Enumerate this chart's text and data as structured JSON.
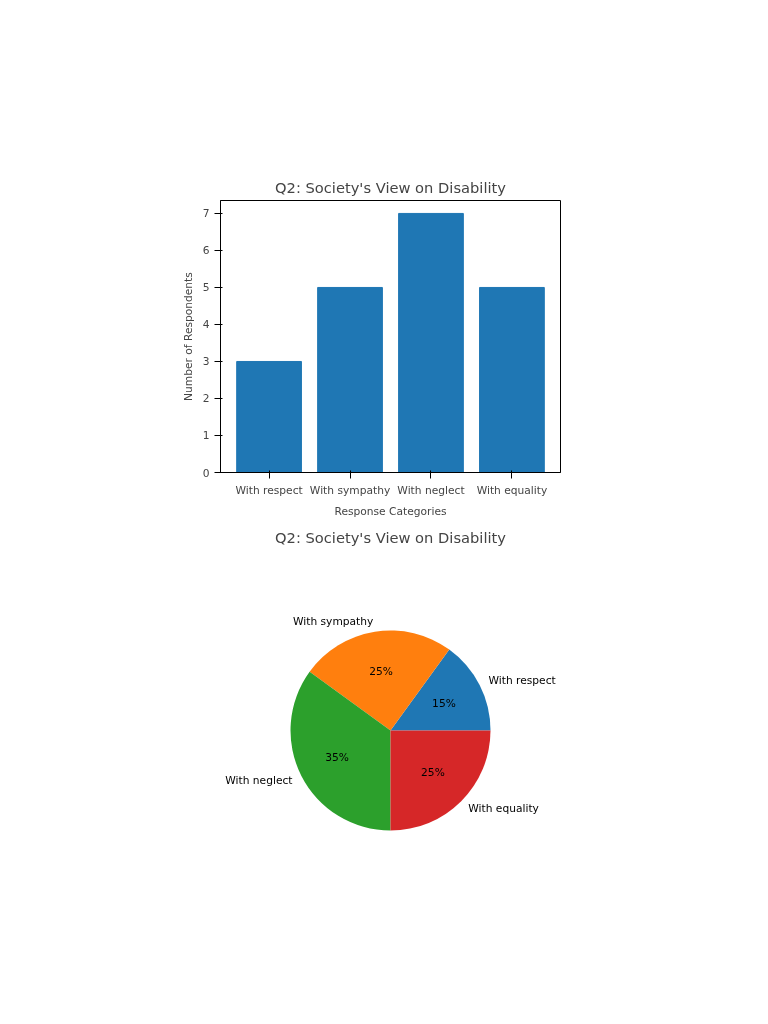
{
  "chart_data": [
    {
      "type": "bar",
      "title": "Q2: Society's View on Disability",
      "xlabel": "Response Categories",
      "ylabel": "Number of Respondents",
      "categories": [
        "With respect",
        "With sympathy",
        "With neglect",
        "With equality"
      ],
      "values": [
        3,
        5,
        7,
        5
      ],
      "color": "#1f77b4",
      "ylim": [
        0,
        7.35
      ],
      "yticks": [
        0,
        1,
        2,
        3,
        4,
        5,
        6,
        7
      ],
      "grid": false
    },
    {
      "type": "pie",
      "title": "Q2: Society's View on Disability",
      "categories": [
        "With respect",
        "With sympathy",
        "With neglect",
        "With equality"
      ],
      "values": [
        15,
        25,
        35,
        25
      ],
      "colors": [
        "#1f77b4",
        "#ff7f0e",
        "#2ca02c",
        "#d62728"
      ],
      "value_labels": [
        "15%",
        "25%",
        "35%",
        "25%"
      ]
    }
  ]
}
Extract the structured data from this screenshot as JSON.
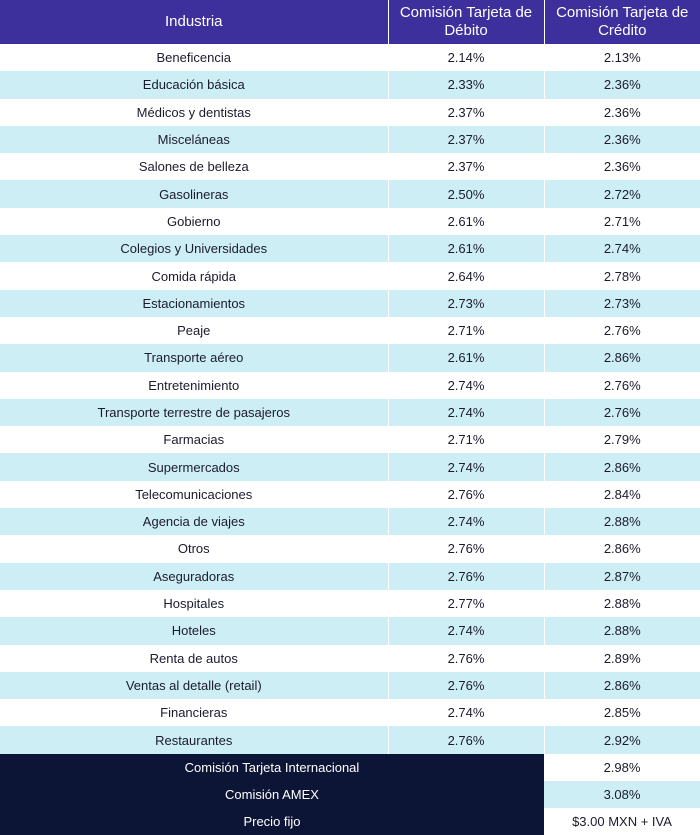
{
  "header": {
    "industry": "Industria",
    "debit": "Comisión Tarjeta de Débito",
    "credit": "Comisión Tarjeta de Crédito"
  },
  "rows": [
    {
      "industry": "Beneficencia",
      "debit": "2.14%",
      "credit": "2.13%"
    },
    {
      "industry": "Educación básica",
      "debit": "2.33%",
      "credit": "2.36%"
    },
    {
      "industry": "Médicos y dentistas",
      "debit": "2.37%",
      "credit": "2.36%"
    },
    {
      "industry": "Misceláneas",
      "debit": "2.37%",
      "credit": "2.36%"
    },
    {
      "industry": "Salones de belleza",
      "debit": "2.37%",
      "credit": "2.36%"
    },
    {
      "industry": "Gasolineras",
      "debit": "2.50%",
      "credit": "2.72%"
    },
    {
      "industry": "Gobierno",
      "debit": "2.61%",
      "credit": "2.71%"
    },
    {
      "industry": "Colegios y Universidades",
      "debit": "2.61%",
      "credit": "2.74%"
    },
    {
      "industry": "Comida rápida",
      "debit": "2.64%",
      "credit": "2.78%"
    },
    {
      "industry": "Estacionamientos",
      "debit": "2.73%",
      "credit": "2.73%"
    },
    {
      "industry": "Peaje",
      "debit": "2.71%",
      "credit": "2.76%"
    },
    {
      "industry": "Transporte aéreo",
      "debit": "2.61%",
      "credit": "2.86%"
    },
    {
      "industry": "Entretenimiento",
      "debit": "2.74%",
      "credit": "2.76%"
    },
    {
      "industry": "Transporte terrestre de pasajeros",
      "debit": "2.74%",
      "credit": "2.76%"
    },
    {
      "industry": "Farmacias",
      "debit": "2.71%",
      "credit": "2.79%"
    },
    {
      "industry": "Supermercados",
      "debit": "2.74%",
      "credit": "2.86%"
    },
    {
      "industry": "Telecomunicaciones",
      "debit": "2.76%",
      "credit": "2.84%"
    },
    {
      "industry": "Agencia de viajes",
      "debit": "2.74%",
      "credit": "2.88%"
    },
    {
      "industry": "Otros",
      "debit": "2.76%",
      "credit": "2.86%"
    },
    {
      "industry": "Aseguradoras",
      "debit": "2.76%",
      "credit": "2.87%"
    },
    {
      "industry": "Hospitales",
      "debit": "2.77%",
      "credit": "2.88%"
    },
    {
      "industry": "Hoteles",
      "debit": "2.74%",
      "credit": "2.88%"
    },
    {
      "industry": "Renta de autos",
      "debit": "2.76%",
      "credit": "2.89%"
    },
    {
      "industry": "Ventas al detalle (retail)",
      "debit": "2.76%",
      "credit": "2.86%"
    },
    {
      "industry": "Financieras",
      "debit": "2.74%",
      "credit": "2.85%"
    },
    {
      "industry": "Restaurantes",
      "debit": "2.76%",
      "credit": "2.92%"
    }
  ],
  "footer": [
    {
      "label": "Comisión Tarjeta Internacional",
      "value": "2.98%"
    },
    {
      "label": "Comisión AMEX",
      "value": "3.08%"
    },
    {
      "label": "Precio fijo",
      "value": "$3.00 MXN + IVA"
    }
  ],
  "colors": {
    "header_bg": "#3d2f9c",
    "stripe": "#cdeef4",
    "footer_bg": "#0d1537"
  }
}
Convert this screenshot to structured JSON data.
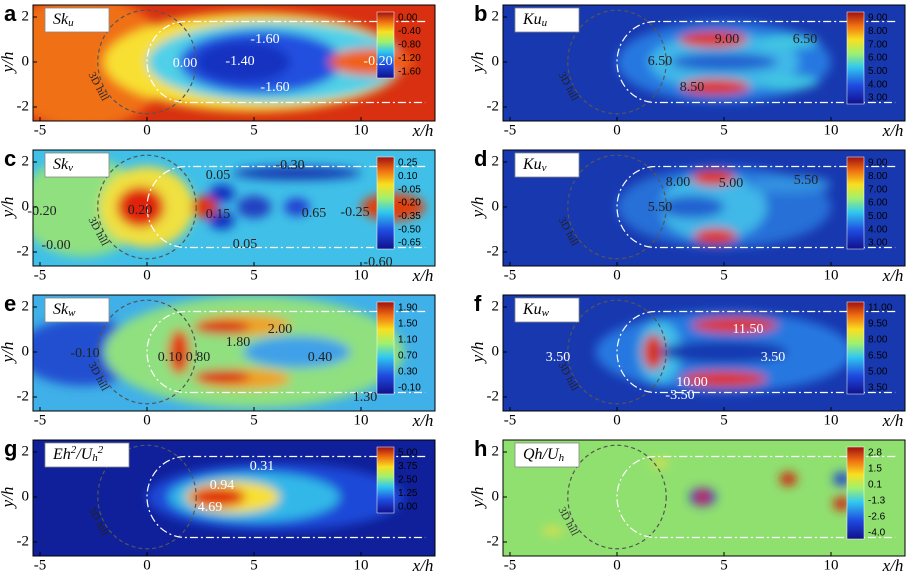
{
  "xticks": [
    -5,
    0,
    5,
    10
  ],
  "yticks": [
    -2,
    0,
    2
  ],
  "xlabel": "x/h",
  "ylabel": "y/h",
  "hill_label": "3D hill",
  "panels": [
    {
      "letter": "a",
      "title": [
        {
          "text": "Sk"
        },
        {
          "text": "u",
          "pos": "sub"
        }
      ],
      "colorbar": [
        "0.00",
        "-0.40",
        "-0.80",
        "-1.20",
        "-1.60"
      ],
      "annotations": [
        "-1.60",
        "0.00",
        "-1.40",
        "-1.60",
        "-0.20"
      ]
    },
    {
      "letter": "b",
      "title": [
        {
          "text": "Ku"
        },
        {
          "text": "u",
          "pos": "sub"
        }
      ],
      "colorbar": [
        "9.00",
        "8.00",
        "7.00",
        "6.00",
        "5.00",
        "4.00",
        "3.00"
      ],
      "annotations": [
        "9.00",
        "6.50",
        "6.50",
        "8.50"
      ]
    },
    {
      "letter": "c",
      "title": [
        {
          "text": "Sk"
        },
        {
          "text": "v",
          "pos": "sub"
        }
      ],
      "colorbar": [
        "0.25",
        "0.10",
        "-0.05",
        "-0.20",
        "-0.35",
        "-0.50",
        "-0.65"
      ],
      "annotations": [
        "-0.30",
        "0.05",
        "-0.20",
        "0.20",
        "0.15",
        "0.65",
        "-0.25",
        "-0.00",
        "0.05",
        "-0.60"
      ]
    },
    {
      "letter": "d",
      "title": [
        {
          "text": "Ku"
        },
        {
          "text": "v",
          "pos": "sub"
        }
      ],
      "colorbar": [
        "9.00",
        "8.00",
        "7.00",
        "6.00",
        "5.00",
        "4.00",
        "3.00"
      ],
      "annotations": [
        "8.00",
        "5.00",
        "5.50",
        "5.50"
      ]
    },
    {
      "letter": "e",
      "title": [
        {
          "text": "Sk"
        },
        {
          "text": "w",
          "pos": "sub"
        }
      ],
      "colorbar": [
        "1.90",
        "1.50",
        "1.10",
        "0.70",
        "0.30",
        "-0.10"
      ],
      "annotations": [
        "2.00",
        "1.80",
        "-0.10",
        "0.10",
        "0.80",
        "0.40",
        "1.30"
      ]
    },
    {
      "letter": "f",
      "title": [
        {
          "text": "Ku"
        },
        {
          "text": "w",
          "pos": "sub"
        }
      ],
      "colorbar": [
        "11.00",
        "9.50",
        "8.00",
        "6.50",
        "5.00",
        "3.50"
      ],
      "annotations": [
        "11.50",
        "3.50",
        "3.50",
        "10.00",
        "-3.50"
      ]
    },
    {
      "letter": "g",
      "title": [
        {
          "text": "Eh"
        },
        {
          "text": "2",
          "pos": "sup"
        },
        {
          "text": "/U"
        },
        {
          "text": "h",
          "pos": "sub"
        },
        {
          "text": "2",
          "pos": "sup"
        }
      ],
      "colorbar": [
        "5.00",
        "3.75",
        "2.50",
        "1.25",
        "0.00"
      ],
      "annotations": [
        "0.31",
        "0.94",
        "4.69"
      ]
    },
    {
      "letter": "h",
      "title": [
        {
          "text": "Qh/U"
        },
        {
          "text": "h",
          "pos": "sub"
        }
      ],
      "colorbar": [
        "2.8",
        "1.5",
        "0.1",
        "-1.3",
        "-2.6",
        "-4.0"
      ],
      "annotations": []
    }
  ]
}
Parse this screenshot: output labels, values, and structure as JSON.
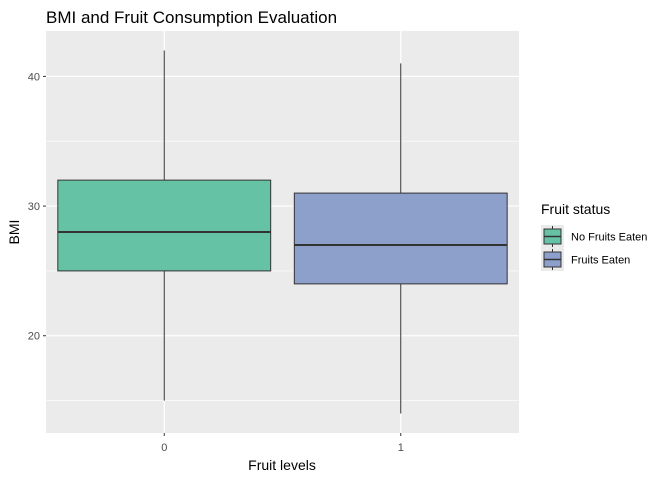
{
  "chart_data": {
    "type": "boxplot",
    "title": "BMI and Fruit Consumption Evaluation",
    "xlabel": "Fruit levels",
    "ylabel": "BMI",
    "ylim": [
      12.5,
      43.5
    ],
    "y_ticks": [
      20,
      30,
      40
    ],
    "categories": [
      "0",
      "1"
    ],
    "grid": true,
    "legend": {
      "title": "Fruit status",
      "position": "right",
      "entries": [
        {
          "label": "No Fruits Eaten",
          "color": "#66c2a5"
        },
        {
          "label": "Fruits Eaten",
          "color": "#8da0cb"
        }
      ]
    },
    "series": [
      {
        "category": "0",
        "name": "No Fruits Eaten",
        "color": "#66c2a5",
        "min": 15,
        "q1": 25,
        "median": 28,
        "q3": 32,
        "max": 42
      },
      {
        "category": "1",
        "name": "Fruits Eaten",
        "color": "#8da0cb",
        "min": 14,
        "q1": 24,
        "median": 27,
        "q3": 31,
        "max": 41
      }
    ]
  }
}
=====
> REQUIREMENT
Determine how many lines in the data above contain the string "ylabel". Give nothing except the number.

> THE OUTPUT
3